## Written problem
Exactly reproduce the lines that follow.

## start Provided data

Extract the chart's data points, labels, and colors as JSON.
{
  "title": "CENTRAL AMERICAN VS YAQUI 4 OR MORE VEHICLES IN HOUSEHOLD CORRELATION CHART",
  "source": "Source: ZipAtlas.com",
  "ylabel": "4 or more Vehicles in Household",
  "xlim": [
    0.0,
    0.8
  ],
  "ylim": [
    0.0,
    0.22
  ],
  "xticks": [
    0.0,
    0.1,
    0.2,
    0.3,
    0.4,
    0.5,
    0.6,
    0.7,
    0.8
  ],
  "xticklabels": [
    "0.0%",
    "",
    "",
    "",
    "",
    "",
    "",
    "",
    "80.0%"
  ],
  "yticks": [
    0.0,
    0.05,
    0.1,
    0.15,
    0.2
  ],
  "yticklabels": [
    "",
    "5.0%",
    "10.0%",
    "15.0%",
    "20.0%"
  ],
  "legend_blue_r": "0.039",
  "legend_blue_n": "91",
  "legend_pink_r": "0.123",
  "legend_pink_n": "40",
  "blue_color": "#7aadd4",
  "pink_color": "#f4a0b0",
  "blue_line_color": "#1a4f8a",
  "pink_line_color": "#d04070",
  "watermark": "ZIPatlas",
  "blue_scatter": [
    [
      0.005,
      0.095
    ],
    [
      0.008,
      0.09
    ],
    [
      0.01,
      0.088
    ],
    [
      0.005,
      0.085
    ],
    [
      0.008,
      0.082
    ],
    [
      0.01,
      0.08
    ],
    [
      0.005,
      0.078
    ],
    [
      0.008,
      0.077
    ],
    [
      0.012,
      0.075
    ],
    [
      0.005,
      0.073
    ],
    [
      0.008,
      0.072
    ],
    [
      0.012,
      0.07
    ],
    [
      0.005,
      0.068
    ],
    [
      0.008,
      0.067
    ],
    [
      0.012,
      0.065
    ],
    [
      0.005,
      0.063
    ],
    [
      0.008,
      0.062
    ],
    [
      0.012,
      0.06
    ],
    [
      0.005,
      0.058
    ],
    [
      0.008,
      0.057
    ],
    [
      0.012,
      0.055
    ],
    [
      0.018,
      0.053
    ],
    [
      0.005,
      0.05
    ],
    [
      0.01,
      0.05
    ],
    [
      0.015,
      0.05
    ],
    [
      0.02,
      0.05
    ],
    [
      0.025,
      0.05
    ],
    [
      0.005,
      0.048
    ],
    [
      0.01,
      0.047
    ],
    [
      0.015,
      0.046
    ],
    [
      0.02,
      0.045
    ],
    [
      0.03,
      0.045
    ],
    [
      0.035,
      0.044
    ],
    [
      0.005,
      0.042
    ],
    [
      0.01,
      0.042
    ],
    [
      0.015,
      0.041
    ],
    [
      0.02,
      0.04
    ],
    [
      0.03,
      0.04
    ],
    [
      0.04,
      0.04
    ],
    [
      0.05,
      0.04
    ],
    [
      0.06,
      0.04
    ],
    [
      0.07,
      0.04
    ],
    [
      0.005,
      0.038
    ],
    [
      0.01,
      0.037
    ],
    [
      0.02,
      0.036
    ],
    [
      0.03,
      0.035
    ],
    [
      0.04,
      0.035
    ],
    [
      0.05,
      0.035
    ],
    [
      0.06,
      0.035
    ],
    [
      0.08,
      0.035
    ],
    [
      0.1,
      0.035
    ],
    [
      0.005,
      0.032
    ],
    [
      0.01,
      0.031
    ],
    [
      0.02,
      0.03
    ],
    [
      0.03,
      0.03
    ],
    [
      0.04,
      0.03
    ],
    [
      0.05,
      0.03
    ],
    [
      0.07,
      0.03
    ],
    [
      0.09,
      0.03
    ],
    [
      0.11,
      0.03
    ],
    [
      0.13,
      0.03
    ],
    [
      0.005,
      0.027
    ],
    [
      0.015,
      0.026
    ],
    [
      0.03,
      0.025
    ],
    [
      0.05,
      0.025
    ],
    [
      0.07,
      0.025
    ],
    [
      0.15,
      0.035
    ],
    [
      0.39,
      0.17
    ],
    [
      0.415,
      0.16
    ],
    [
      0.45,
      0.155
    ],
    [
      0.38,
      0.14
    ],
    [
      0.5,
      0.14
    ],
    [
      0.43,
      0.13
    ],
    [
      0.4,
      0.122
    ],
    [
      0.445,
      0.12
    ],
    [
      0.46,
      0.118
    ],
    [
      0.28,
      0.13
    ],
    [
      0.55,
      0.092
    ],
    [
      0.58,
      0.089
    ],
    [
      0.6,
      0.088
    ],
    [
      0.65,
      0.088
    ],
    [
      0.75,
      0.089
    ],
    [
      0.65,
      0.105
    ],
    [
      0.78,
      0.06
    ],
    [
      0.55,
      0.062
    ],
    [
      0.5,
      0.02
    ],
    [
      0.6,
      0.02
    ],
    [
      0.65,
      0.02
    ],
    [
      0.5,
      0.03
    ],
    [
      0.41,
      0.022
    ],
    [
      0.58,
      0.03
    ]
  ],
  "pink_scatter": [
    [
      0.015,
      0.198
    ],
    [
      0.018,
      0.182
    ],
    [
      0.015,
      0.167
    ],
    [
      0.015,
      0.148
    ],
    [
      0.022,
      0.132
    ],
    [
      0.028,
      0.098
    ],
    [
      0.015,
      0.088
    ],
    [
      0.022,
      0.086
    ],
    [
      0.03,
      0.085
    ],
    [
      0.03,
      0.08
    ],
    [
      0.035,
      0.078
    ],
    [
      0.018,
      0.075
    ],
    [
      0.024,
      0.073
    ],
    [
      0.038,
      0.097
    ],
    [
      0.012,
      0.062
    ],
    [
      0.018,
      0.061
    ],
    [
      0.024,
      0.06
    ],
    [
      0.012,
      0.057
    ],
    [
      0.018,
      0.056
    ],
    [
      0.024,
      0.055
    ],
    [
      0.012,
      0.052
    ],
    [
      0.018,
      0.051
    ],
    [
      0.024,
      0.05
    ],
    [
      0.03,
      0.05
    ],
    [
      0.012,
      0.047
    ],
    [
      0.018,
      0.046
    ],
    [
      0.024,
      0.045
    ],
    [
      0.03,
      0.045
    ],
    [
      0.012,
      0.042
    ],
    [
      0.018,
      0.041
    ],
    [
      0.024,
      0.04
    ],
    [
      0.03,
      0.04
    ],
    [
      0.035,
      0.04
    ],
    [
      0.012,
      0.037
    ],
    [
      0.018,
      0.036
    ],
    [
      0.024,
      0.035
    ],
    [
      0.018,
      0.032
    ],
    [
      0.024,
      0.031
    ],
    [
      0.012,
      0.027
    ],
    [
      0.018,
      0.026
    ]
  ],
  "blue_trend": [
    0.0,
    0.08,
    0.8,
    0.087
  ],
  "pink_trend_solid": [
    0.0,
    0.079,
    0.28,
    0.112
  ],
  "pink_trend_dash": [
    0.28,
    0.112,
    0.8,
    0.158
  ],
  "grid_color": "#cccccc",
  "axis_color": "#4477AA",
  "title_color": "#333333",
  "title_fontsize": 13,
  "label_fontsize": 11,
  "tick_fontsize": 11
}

## end Provided data

## Response to the task
Extract the chart's data points, labels, and colors as JSON.
{
  "title": "CENTRAL AMERICAN VS YAQUI 4 OR MORE VEHICLES IN HOUSEHOLD CORRELATION CHART",
  "source": "Source: ZipAtlas.com",
  "ylabel": "4 or more Vehicles in Household",
  "xlim": [
    0.0,
    0.8
  ],
  "ylim": [
    0.0,
    0.22
  ],
  "xticks": [
    0.0,
    0.1,
    0.2,
    0.3,
    0.4,
    0.5,
    0.6,
    0.7,
    0.8
  ],
  "xticklabels": [
    "0.0%",
    "",
    "",
    "",
    "",
    "",
    "",
    "",
    "80.0%"
  ],
  "yticks": [
    0.0,
    0.05,
    0.1,
    0.15,
    0.2
  ],
  "yticklabels": [
    "",
    "5.0%",
    "10.0%",
    "15.0%",
    "20.0%"
  ],
  "legend_blue_r": "0.039",
  "legend_blue_n": "91",
  "legend_pink_r": "0.123",
  "legend_pink_n": "40",
  "blue_color": "#7aadd4",
  "pink_color": "#f4a0b0",
  "blue_line_color": "#1a4f8a",
  "pink_line_color": "#d04070",
  "watermark": "ZIPatlas",
  "blue_scatter": [
    [
      0.005,
      0.095
    ],
    [
      0.008,
      0.09
    ],
    [
      0.01,
      0.088
    ],
    [
      0.005,
      0.085
    ],
    [
      0.008,
      0.082
    ],
    [
      0.01,
      0.08
    ],
    [
      0.005,
      0.078
    ],
    [
      0.008,
      0.077
    ],
    [
      0.012,
      0.075
    ],
    [
      0.005,
      0.073
    ],
    [
      0.008,
      0.072
    ],
    [
      0.012,
      0.07
    ],
    [
      0.005,
      0.068
    ],
    [
      0.008,
      0.067
    ],
    [
      0.012,
      0.065
    ],
    [
      0.005,
      0.063
    ],
    [
      0.008,
      0.062
    ],
    [
      0.012,
      0.06
    ],
    [
      0.005,
      0.058
    ],
    [
      0.008,
      0.057
    ],
    [
      0.012,
      0.055
    ],
    [
      0.018,
      0.053
    ],
    [
      0.005,
      0.05
    ],
    [
      0.01,
      0.05
    ],
    [
      0.015,
      0.05
    ],
    [
      0.02,
      0.05
    ],
    [
      0.025,
      0.05
    ],
    [
      0.005,
      0.048
    ],
    [
      0.01,
      0.047
    ],
    [
      0.015,
      0.046
    ],
    [
      0.02,
      0.045
    ],
    [
      0.03,
      0.045
    ],
    [
      0.035,
      0.044
    ],
    [
      0.005,
      0.042
    ],
    [
      0.01,
      0.042
    ],
    [
      0.015,
      0.041
    ],
    [
      0.02,
      0.04
    ],
    [
      0.03,
      0.04
    ],
    [
      0.04,
      0.04
    ],
    [
      0.05,
      0.04
    ],
    [
      0.06,
      0.04
    ],
    [
      0.07,
      0.04
    ],
    [
      0.005,
      0.038
    ],
    [
      0.01,
      0.037
    ],
    [
      0.02,
      0.036
    ],
    [
      0.03,
      0.035
    ],
    [
      0.04,
      0.035
    ],
    [
      0.05,
      0.035
    ],
    [
      0.06,
      0.035
    ],
    [
      0.08,
      0.035
    ],
    [
      0.1,
      0.035
    ],
    [
      0.005,
      0.032
    ],
    [
      0.01,
      0.031
    ],
    [
      0.02,
      0.03
    ],
    [
      0.03,
      0.03
    ],
    [
      0.04,
      0.03
    ],
    [
      0.05,
      0.03
    ],
    [
      0.07,
      0.03
    ],
    [
      0.09,
      0.03
    ],
    [
      0.11,
      0.03
    ],
    [
      0.13,
      0.03
    ],
    [
      0.005,
      0.027
    ],
    [
      0.015,
      0.026
    ],
    [
      0.03,
      0.025
    ],
    [
      0.05,
      0.025
    ],
    [
      0.07,
      0.025
    ],
    [
      0.15,
      0.035
    ],
    [
      0.39,
      0.17
    ],
    [
      0.415,
      0.16
    ],
    [
      0.45,
      0.155
    ],
    [
      0.38,
      0.14
    ],
    [
      0.5,
      0.14
    ],
    [
      0.43,
      0.13
    ],
    [
      0.4,
      0.122
    ],
    [
      0.445,
      0.12
    ],
    [
      0.46,
      0.118
    ],
    [
      0.28,
      0.13
    ],
    [
      0.55,
      0.092
    ],
    [
      0.58,
      0.089
    ],
    [
      0.6,
      0.088
    ],
    [
      0.65,
      0.088
    ],
    [
      0.75,
      0.089
    ],
    [
      0.65,
      0.105
    ],
    [
      0.78,
      0.06
    ],
    [
      0.55,
      0.062
    ],
    [
      0.5,
      0.02
    ],
    [
      0.6,
      0.02
    ],
    [
      0.65,
      0.02
    ],
    [
      0.5,
      0.03
    ],
    [
      0.41,
      0.022
    ],
    [
      0.58,
      0.03
    ]
  ],
  "pink_scatter": [
    [
      0.015,
      0.198
    ],
    [
      0.018,
      0.182
    ],
    [
      0.015,
      0.167
    ],
    [
      0.015,
      0.148
    ],
    [
      0.022,
      0.132
    ],
    [
      0.028,
      0.098
    ],
    [
      0.015,
      0.088
    ],
    [
      0.022,
      0.086
    ],
    [
      0.03,
      0.085
    ],
    [
      0.03,
      0.08
    ],
    [
      0.035,
      0.078
    ],
    [
      0.018,
      0.075
    ],
    [
      0.024,
      0.073
    ],
    [
      0.038,
      0.097
    ],
    [
      0.012,
      0.062
    ],
    [
      0.018,
      0.061
    ],
    [
      0.024,
      0.06
    ],
    [
      0.012,
      0.057
    ],
    [
      0.018,
      0.056
    ],
    [
      0.024,
      0.055
    ],
    [
      0.012,
      0.052
    ],
    [
      0.018,
      0.051
    ],
    [
      0.024,
      0.05
    ],
    [
      0.03,
      0.05
    ],
    [
      0.012,
      0.047
    ],
    [
      0.018,
      0.046
    ],
    [
      0.024,
      0.045
    ],
    [
      0.03,
      0.045
    ],
    [
      0.012,
      0.042
    ],
    [
      0.018,
      0.041
    ],
    [
      0.024,
      0.04
    ],
    [
      0.03,
      0.04
    ],
    [
      0.035,
      0.04
    ],
    [
      0.012,
      0.037
    ],
    [
      0.018,
      0.036
    ],
    [
      0.024,
      0.035
    ],
    [
      0.018,
      0.032
    ],
    [
      0.024,
      0.031
    ],
    [
      0.012,
      0.027
    ],
    [
      0.018,
      0.026
    ]
  ],
  "blue_trend": [
    0.0,
    0.08,
    0.8,
    0.087
  ],
  "pink_trend_solid": [
    0.0,
    0.079,
    0.28,
    0.112
  ],
  "pink_trend_dash": [
    0.28,
    0.112,
    0.8,
    0.158
  ],
  "grid_color": "#cccccc",
  "axis_color": "#4477AA",
  "title_color": "#333333",
  "title_fontsize": 13,
  "label_fontsize": 11,
  "tick_fontsize": 11
}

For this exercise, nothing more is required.